# Extracted entries
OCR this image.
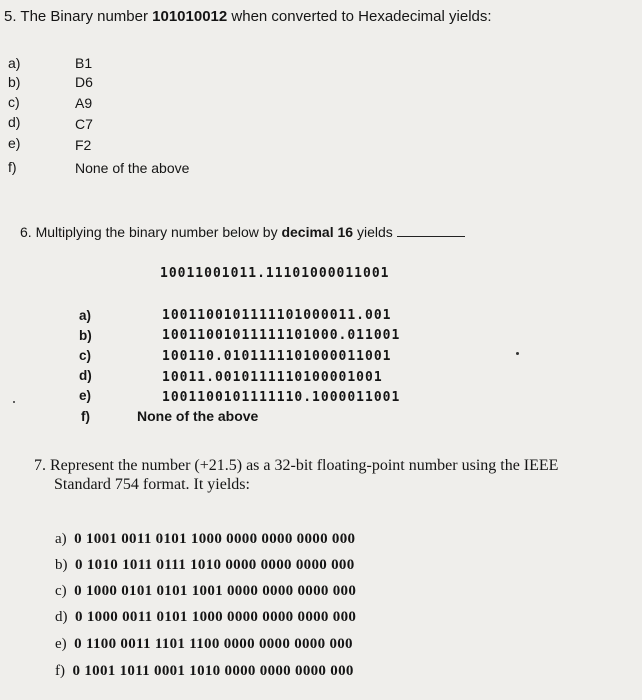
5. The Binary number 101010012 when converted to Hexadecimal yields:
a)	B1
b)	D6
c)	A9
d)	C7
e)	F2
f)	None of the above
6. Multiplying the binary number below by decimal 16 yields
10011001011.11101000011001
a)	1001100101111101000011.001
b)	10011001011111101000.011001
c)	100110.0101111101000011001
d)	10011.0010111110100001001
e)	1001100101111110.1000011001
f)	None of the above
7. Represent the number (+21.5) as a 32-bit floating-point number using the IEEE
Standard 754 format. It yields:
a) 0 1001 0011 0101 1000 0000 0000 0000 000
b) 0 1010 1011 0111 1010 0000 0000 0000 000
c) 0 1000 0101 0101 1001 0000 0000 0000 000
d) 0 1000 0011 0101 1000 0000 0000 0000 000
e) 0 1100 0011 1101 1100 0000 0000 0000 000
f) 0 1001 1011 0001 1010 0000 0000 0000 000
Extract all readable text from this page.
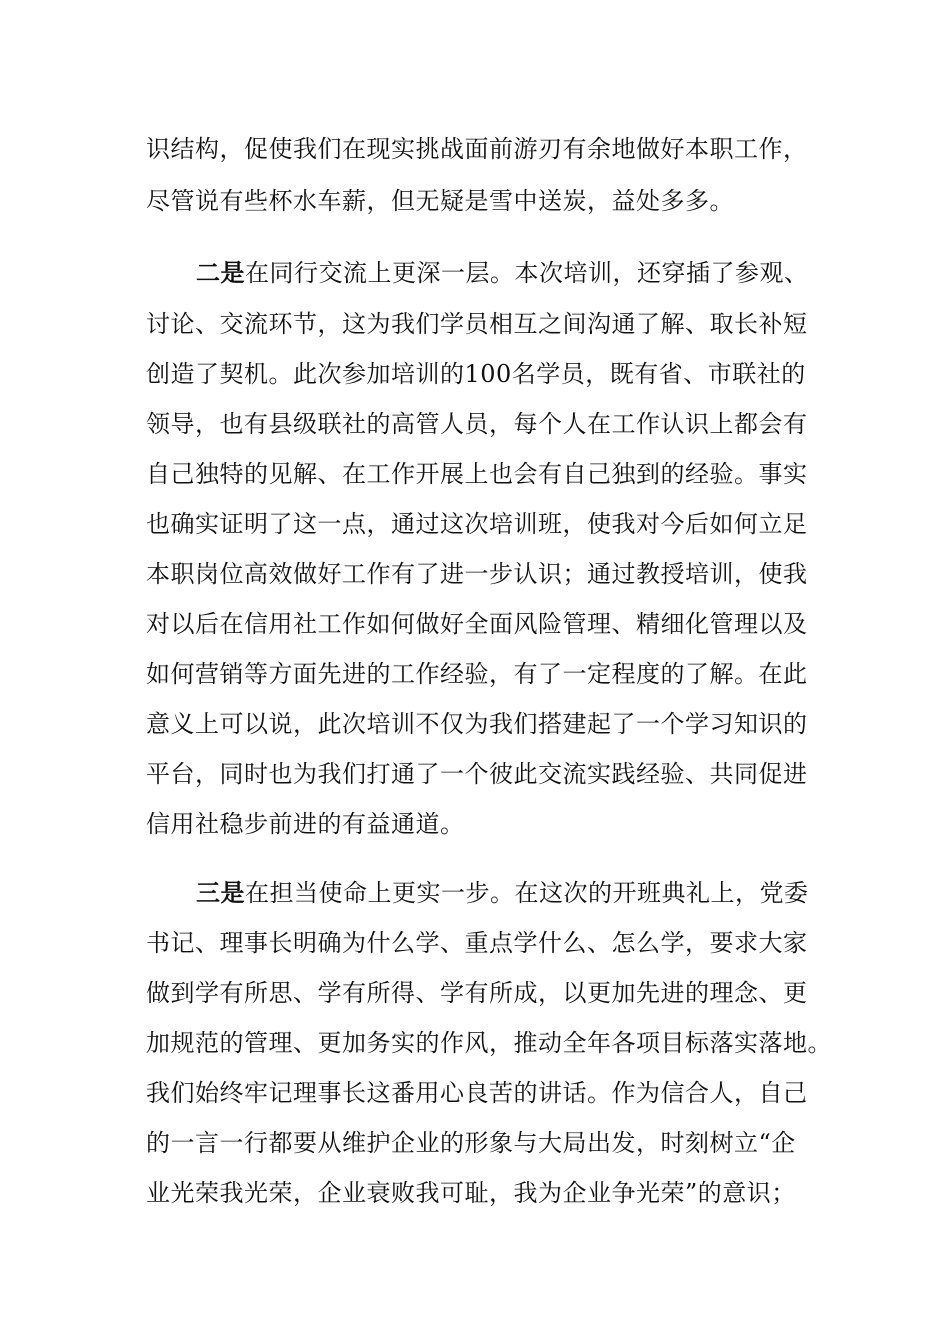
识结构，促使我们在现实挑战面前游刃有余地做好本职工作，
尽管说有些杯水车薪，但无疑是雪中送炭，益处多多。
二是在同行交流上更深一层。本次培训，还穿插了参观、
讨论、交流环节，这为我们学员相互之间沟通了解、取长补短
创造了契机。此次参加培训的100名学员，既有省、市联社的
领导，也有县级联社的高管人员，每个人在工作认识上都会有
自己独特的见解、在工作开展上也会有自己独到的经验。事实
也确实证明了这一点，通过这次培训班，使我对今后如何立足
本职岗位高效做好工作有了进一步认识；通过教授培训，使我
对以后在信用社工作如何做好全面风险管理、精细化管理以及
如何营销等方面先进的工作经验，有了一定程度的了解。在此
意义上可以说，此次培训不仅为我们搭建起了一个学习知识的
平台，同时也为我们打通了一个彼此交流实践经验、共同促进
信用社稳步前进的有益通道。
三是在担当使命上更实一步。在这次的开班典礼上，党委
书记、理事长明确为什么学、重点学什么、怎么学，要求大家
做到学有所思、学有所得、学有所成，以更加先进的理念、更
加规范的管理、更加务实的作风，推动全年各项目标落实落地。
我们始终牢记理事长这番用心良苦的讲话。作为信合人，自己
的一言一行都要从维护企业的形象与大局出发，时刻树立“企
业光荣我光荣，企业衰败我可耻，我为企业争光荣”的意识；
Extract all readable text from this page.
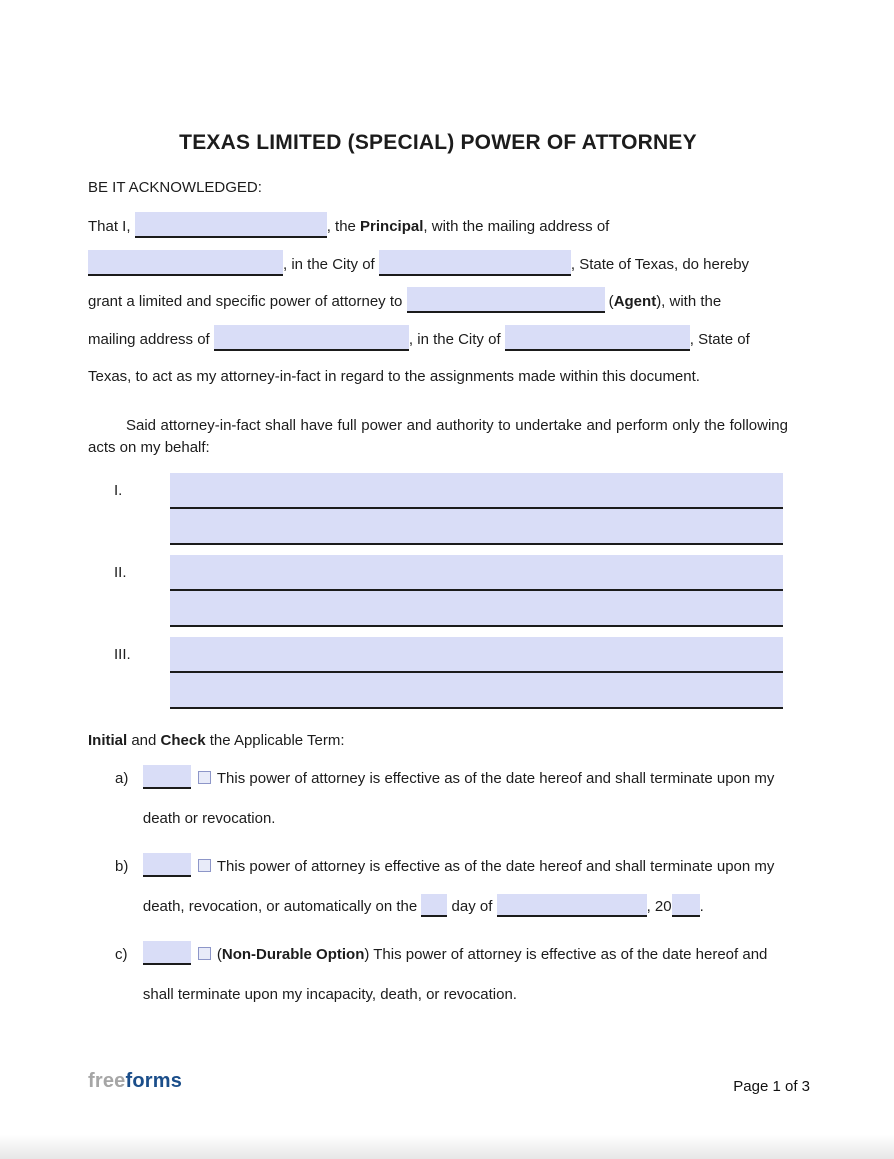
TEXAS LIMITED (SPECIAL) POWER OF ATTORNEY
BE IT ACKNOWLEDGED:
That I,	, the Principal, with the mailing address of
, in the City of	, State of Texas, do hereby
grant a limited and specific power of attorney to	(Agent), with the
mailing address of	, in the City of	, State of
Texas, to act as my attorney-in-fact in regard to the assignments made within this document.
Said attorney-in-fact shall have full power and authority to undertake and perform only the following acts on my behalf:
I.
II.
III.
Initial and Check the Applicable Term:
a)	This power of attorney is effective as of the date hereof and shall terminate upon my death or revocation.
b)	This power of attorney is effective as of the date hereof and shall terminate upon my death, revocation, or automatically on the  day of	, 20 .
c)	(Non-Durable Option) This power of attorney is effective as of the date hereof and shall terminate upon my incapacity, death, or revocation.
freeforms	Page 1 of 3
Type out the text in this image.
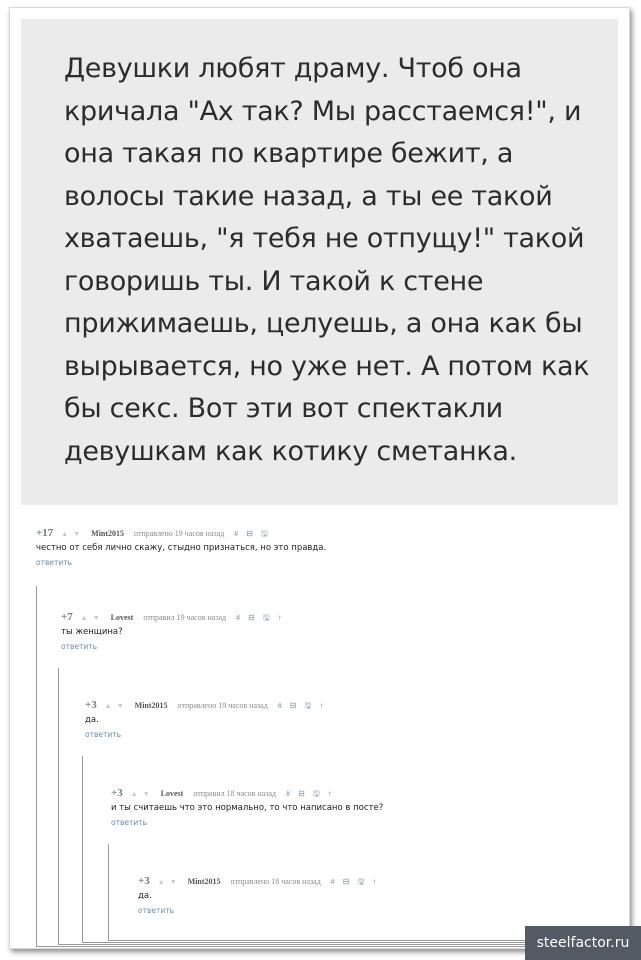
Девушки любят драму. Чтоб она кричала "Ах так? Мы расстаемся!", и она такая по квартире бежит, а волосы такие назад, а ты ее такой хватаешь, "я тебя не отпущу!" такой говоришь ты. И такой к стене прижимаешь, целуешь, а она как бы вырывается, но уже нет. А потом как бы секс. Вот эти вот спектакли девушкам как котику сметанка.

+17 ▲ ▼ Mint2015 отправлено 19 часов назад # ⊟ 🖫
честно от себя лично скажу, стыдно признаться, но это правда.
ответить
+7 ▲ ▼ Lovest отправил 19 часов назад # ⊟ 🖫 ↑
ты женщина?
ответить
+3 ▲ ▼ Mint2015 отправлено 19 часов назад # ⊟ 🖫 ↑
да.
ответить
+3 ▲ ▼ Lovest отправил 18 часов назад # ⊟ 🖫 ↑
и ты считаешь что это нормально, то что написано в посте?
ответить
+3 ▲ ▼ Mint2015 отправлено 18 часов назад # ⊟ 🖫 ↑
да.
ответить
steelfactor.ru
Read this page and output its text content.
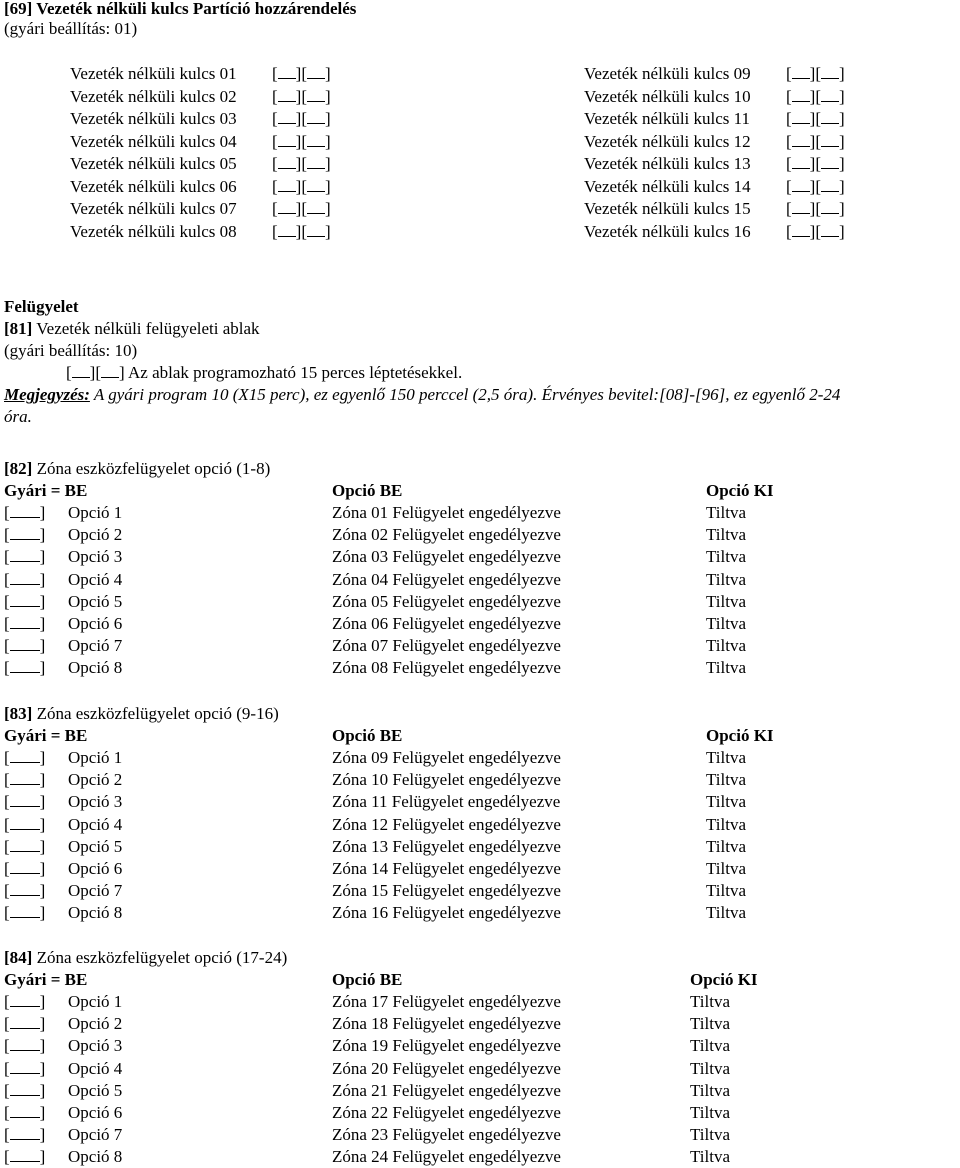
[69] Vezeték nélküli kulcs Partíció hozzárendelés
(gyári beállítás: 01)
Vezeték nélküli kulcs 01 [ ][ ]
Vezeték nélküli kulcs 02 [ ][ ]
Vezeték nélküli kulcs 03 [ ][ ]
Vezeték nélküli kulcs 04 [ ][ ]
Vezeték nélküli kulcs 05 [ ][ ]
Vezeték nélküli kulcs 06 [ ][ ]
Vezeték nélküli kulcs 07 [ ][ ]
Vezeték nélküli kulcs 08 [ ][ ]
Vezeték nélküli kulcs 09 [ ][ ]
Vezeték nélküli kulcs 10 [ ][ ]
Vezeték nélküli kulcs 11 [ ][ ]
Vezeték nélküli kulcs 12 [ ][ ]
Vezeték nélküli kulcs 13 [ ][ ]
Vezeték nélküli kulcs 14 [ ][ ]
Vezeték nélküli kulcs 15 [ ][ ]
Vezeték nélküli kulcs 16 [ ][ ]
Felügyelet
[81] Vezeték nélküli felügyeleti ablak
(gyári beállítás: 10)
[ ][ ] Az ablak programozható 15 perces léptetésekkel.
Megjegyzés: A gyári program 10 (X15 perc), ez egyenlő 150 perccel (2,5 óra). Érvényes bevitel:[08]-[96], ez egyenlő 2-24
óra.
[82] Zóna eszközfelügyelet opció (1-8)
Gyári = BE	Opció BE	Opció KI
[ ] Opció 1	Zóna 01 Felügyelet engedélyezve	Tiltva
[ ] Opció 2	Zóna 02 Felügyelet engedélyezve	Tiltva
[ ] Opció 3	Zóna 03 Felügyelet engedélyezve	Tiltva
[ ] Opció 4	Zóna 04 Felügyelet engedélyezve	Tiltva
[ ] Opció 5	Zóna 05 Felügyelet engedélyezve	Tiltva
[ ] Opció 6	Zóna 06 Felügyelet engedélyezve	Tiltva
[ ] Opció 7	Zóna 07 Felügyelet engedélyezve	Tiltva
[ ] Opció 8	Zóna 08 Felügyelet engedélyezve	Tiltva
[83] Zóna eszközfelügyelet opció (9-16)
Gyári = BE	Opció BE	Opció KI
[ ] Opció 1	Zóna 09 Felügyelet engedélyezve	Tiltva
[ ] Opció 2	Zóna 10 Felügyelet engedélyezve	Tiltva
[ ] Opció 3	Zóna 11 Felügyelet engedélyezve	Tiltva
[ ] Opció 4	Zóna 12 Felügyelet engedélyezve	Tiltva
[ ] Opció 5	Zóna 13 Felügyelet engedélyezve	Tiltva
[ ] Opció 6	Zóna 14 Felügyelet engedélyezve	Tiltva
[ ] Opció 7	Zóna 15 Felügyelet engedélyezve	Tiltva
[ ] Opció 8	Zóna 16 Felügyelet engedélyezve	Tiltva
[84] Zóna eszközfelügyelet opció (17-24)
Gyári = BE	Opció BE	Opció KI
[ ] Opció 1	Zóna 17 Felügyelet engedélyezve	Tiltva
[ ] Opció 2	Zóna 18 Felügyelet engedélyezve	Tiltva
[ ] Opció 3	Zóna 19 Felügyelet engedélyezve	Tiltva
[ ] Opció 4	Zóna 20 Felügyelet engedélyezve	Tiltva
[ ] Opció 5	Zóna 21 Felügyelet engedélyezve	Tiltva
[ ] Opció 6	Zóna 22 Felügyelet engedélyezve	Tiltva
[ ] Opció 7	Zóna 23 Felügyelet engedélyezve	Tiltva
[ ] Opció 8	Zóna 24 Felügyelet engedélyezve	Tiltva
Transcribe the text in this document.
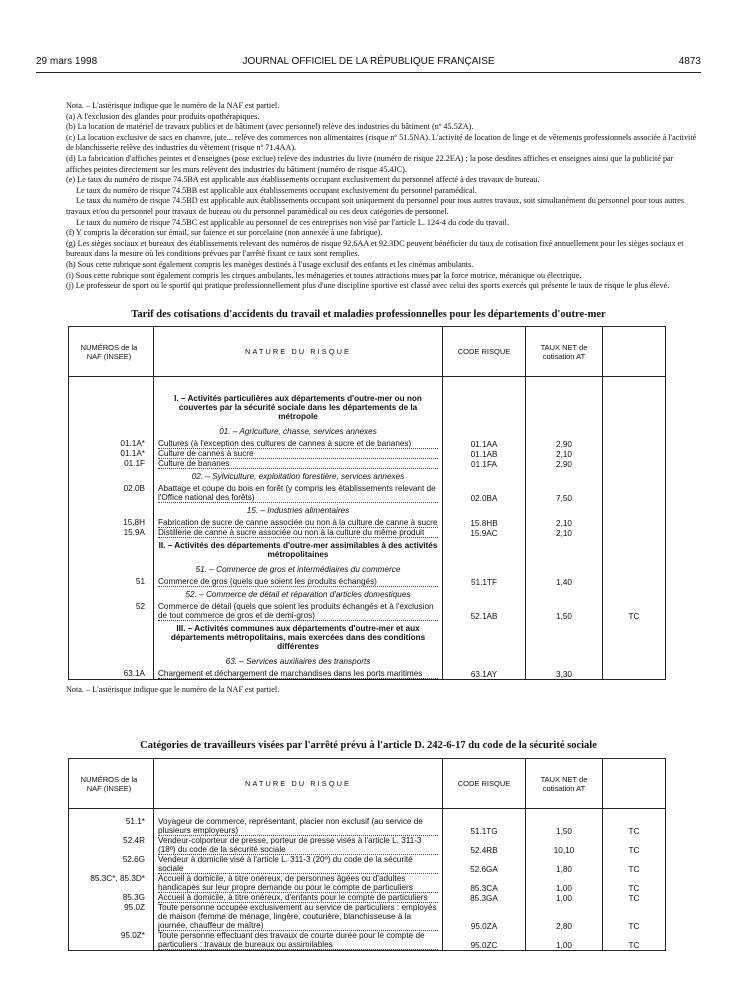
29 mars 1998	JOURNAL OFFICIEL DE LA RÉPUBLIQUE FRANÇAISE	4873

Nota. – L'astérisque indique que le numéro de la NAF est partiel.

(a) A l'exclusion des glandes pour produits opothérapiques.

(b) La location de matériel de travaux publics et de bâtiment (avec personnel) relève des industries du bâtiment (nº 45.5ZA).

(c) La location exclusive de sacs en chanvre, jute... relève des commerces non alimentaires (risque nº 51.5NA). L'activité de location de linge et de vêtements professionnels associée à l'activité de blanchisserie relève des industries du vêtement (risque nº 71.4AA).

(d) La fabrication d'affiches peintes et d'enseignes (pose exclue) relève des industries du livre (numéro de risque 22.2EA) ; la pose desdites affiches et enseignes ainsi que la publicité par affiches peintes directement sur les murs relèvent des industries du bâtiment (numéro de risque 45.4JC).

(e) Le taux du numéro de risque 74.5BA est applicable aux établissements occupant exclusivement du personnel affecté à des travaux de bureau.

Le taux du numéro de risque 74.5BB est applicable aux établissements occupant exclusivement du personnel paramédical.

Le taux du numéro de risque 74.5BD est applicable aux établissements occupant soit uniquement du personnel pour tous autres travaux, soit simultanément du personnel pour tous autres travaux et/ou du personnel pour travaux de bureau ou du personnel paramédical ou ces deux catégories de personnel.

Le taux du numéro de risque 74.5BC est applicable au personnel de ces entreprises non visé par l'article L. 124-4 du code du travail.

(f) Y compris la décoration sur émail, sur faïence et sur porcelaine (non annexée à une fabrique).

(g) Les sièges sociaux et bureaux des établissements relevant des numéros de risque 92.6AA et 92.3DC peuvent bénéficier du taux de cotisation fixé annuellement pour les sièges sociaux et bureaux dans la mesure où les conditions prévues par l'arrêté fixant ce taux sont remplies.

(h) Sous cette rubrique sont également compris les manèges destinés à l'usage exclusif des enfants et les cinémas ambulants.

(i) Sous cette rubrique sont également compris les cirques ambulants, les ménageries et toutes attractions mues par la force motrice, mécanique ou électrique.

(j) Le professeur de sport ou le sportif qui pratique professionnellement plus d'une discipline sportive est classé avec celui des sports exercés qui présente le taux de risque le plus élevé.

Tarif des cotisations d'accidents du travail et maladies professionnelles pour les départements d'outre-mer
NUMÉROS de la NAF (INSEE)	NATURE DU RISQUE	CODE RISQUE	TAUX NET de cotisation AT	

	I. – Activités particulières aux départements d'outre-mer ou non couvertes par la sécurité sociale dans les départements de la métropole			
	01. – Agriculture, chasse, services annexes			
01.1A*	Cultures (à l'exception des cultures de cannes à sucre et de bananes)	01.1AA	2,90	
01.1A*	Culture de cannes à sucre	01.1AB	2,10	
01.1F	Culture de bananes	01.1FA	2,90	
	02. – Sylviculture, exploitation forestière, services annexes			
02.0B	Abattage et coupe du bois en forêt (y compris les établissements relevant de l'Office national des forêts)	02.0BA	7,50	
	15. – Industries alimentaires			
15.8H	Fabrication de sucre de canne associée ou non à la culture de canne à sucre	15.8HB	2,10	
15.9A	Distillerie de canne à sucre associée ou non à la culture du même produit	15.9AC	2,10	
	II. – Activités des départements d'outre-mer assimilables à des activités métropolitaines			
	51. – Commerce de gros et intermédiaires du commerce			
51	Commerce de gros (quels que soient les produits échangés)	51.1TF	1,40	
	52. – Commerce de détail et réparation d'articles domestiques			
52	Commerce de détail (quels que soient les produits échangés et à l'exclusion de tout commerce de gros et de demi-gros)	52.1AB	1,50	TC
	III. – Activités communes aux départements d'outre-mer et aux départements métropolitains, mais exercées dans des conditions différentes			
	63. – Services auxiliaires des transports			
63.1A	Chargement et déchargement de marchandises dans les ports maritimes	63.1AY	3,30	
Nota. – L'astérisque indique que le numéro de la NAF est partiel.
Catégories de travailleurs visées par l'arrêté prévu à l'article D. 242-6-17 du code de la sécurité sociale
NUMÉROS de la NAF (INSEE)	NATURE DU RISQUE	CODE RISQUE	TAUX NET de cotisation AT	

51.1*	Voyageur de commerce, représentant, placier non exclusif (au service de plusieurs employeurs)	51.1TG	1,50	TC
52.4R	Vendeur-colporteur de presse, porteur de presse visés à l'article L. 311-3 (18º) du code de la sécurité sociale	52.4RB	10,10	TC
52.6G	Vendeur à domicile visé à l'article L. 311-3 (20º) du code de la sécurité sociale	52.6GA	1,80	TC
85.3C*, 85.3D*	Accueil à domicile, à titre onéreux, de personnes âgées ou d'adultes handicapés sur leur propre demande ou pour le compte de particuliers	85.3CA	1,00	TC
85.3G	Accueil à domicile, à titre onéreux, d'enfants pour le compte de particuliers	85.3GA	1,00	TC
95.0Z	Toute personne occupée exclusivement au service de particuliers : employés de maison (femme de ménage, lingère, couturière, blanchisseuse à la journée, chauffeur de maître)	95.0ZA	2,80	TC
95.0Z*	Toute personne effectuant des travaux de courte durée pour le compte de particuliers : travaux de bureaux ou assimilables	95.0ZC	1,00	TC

# Prompt
Track down every line with the word "yields" and copy it.

# Exercise solution
5. The Binary number 101010012 when converted to Hexadecimal yields:
6. Multiplying the binary number below by decimal 16 yields
Standard 754 format. It yields:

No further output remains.